*SHORT PROBLEM A*
Please list the things the essay on grief says the writer gave back to the father during the last week of his life.

*SOURCE TEXT*
Tuesday, July 19, 2011

Mourning Marigolds

I used to worry that something was wrong with me – did I not have the ability to experience grief? I was very young when attending the funeral of a relative, but I recall leaning over in the pew toward my second cousin and saying, “I am sorry, but I just don’t feel anything.”I had not yet learned to define grief nor to realize that grief seems to look for someone to blame. I knew only that dying causes problems. I looked around the church in an odd gaze, and the words spoken that day have echoed ever since – your feelings will come later.

Both of my parents are now dead. Perhaps the most powerful and transformative experience I have ever had occurred during the last week of my father’s life as he was actively dying. I became his parent and gave back to him what he had given me: comfort, care, and love.

Recently, my mother died, too. Again, while I recognize the personal loss, I do not feel grief. Just as I did not feel robbed of life with Dad when he passed, I feel a sense of fullness, a sense of completeness in the life I had with my Mom as her son.

When I focus on my mother, the woman who lived and died, I have gratitude not grief. I am not troubled or annoyed by her life or our life together. To be troubled by her passing would imply that something was not finished, and nothing could be farther from the truth. As she said many times when out by the garden, “the most important thing is the weeding, to be rid of the inessential things that steal the nutrients from the flowers.” We had done our gardening, and I do not feel disappointment or sorrow and cannot recognize grief as synonymous with mourning.

The rituals I employ to honor Mom’s memory are celebrations of the joy that she brought me, and not a traditional lamentation of what was missing, of what was unfulfilled.

As I have grown older my young man’s impatient demands have become a bit more akin to reasoned acceptance. For many years with Mom and Dad, when we were a little younger, there was little acceptance of one another. Had we left things unresolved, there would be fodder for extensive grief and sorrow, the kind many seem to experience. When people try to make sense of loss and fix what is still broken, it is precisely the moment when grief begins to takes hostages and burdens people with blame.

*RECORDED INFORMATION*
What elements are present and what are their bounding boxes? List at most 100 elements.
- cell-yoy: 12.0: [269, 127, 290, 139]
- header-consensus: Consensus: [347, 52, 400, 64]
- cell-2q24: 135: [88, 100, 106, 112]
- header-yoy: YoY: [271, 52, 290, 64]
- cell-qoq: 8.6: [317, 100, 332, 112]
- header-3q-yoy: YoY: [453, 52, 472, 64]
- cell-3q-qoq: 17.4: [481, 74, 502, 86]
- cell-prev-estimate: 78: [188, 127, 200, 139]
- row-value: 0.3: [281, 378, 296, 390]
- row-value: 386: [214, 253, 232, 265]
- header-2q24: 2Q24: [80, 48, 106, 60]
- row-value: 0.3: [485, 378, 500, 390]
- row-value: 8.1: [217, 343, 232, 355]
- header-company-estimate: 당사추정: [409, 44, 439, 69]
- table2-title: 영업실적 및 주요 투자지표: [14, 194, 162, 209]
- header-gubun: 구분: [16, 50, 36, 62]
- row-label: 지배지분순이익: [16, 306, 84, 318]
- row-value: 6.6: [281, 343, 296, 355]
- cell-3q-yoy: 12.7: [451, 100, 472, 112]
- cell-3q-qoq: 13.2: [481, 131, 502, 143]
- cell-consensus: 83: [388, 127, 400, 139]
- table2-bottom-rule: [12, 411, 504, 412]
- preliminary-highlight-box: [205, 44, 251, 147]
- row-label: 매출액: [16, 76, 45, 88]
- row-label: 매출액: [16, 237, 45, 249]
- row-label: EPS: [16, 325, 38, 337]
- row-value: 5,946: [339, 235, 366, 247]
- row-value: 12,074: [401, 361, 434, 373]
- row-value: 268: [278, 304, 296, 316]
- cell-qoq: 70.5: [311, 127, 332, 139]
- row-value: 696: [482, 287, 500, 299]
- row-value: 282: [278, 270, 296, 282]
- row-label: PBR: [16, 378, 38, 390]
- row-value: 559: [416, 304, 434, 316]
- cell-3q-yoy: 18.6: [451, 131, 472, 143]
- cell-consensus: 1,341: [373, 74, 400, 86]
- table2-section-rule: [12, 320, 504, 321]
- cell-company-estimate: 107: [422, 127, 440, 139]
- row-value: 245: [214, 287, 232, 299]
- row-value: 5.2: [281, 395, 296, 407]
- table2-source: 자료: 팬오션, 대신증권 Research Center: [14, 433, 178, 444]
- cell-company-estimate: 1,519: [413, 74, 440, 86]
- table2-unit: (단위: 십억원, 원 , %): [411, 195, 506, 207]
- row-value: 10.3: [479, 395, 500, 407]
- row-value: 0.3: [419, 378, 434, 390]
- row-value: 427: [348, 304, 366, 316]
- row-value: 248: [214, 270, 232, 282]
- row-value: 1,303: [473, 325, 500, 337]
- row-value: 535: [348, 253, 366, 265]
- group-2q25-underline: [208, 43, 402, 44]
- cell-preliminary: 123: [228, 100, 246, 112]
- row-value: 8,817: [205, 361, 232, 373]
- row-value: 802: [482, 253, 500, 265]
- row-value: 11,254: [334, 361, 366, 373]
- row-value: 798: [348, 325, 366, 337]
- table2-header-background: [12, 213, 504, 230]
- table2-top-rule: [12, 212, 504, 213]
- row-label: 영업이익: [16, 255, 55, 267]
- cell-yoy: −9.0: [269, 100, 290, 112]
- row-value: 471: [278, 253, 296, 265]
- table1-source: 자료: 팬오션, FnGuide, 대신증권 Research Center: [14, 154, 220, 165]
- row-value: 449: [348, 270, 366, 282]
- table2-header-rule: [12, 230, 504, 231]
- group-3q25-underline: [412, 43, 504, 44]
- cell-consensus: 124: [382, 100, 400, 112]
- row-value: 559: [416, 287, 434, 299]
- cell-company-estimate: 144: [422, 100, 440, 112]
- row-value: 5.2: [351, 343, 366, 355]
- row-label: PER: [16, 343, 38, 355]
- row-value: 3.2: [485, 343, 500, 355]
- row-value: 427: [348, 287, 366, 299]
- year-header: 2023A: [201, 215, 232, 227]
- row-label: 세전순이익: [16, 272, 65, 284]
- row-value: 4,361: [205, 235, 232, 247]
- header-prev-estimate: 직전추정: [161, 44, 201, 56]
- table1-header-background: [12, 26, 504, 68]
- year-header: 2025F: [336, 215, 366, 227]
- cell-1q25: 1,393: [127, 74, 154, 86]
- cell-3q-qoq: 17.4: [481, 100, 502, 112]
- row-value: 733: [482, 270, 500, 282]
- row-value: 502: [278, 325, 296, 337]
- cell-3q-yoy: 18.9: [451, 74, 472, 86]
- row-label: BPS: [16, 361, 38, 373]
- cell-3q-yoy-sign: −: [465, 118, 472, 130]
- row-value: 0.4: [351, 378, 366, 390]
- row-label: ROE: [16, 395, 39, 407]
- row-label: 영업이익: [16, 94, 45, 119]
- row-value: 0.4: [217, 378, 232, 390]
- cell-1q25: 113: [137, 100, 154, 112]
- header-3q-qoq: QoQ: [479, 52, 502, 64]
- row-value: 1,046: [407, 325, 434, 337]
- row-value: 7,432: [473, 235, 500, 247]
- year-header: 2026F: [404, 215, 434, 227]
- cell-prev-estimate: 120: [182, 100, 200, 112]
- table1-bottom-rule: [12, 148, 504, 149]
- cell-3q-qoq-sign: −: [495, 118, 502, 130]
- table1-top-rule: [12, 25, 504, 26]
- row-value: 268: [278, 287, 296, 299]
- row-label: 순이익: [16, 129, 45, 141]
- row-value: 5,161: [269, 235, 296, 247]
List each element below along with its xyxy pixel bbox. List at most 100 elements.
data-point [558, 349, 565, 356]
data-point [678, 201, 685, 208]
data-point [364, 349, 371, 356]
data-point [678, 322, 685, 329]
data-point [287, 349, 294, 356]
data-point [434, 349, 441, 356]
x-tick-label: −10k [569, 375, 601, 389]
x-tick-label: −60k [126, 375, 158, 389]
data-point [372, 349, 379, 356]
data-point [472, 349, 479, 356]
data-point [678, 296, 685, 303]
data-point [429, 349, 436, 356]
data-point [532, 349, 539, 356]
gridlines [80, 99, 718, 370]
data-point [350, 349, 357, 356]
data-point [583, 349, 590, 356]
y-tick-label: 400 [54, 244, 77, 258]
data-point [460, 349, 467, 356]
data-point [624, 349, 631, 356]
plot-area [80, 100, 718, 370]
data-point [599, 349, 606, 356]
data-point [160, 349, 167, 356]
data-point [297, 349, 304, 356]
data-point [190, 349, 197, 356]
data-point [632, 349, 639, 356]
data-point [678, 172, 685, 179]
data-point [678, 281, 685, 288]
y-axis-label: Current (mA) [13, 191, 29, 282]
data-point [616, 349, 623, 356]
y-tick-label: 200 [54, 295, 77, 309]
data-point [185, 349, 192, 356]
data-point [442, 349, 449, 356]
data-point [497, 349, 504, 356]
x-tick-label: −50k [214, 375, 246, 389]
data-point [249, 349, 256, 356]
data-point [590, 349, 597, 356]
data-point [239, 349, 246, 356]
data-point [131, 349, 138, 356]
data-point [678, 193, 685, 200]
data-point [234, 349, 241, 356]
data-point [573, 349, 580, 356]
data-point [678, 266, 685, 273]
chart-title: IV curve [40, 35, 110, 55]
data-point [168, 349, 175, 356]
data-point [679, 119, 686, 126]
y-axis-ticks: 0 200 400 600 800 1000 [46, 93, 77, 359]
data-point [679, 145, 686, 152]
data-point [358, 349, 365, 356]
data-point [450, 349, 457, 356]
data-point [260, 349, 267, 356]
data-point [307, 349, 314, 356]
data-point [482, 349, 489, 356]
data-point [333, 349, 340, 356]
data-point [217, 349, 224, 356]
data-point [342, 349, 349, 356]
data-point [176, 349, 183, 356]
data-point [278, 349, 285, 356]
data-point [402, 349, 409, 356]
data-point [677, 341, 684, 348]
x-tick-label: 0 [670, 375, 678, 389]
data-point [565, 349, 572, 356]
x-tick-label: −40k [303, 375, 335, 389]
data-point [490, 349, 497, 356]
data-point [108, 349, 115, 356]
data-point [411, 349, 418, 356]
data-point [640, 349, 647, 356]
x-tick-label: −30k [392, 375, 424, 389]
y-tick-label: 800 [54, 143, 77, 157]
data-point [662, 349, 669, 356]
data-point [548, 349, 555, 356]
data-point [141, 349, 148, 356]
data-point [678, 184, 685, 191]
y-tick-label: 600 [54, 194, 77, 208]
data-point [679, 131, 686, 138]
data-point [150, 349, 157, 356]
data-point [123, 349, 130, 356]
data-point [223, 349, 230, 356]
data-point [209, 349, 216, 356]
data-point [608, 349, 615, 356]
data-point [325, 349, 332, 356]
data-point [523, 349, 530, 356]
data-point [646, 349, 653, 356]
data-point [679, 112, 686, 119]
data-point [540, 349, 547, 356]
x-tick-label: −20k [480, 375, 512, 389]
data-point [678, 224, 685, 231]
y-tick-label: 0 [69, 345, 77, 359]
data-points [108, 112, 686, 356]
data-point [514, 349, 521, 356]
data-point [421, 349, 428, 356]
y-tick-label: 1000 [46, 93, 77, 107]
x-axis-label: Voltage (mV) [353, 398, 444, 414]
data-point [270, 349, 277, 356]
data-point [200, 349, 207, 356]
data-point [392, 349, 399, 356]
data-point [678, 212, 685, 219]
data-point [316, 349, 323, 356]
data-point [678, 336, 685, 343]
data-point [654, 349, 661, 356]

*SHORT PROBLEM B*
Find each line in the records that contains the string "preliminary" and copy those lines. Case counts.

*REPLY A*
- comfort
- care
- love

*REPLY B*
- preliminary-highlight-box: [205, 44, 251, 147]
- cell-preliminary: 123: [228, 100, 246, 112]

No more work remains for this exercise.